- Source records
_ _ _

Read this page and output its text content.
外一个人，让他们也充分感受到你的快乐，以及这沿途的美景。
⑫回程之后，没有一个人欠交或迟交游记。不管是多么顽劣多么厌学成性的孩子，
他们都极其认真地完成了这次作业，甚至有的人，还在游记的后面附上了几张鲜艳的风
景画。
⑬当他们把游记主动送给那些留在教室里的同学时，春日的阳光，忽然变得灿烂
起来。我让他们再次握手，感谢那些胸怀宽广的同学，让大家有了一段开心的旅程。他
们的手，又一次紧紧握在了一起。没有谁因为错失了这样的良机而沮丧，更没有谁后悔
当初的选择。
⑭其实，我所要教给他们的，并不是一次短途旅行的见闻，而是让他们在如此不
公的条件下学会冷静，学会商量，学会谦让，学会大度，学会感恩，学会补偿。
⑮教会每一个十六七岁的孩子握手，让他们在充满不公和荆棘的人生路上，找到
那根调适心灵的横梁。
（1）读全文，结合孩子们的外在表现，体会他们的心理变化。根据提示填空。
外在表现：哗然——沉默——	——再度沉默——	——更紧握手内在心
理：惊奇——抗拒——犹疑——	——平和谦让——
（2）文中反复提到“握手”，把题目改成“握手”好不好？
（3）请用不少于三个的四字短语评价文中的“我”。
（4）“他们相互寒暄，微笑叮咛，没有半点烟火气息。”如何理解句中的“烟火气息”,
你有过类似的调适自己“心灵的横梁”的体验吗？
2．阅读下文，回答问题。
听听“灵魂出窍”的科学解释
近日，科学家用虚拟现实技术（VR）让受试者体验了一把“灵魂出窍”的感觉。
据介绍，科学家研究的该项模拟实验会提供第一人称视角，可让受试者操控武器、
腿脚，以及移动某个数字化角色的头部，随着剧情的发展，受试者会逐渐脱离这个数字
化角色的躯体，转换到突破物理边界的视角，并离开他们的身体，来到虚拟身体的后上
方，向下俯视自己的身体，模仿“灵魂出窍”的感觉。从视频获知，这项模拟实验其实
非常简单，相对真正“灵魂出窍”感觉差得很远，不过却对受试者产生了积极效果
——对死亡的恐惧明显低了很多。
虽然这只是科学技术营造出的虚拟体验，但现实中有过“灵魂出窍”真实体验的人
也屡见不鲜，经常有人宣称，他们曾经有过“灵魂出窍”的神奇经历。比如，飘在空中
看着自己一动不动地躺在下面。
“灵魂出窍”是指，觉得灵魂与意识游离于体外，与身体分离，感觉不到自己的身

_ _ _

- The problem
Quote the data above in full, changing nothing.

- Output for this task
Read this page and output its text content.
外一个人，让他们也充分感受到你的快乐，以及这沿途的美景。
⑫回程之后，没有一个人欠交或迟交游记。不管是多么顽劣多么厌学成性的孩子，
他们都极其认真地完成了这次作业，甚至有的人，还在游记的后面附上了几张鲜艳的风
景画。
⑬当他们把游记主动送给那些留在教室里的同学时，春日的阳光，忽然变得灿烂
起来。我让他们再次握手，感谢那些胸怀宽广的同学，让大家有了一段开心的旅程。他
们的手，又一次紧紧握在了一起。没有谁因为错失了这样的良机而沮丧，更没有谁后悔
当初的选择。
⑭其实，我所要教给他们的，并不是一次短途旅行的见闻，而是让他们在如此不
公的条件下学会冷静，学会商量，学会谦让，学会大度，学会感恩，学会补偿。
⑮教会每一个十六七岁的孩子握手，让他们在充满不公和荆棘的人生路上，找到
那根调适心灵的横梁。
（1）读全文，结合孩子们的外在表现，体会他们的心理变化。根据提示填空。
外在表现：哗然——沉默——	——再度沉默——	——更紧握手内在心
理：惊奇——抗拒——犹疑——	——平和谦让——
（2）文中反复提到“握手”，把题目改成“握手”好不好？
（3）请用不少于三个的四字短语评价文中的“我”。
（4）“他们相互寒暄，微笑叮咛，没有半点烟火气息。”如何理解句中的“烟火气息”,
你有过类似的调适自己“心灵的横梁”的体验吗？
2．阅读下文，回答问题。
听听“灵魂出窍”的科学解释
近日，科学家用虚拟现实技术（VR）让受试者体验了一把“灵魂出窍”的感觉。
据介绍，科学家研究的该项模拟实验会提供第一人称视角，可让受试者操控武器、
腿脚，以及移动某个数字化角色的头部，随着剧情的发展，受试者会逐渐脱离这个数字
化角色的躯体，转换到突破物理边界的视角，并离开他们的身体，来到虚拟身体的后上
方，向下俯视自己的身体，模仿“灵魂出窍”的感觉。从视频获知，这项模拟实验其实
非常简单，相对真正“灵魂出窍”感觉差得很远，不过却对受试者产生了积极效果
——对死亡的恐惧明显低了很多。
虽然这只是科学技术营造出的虚拟体验，但现实中有过“灵魂出窍”真实体验的人
也屡见不鲜，经常有人宣称，他们曾经有过“灵魂出窍”的神奇经历。比如，飘在空中
看着自己一动不动地躺在下面。
“灵魂出窍”是指，觉得灵魂与意识游离于体外，与身体分离，感觉不到自己的身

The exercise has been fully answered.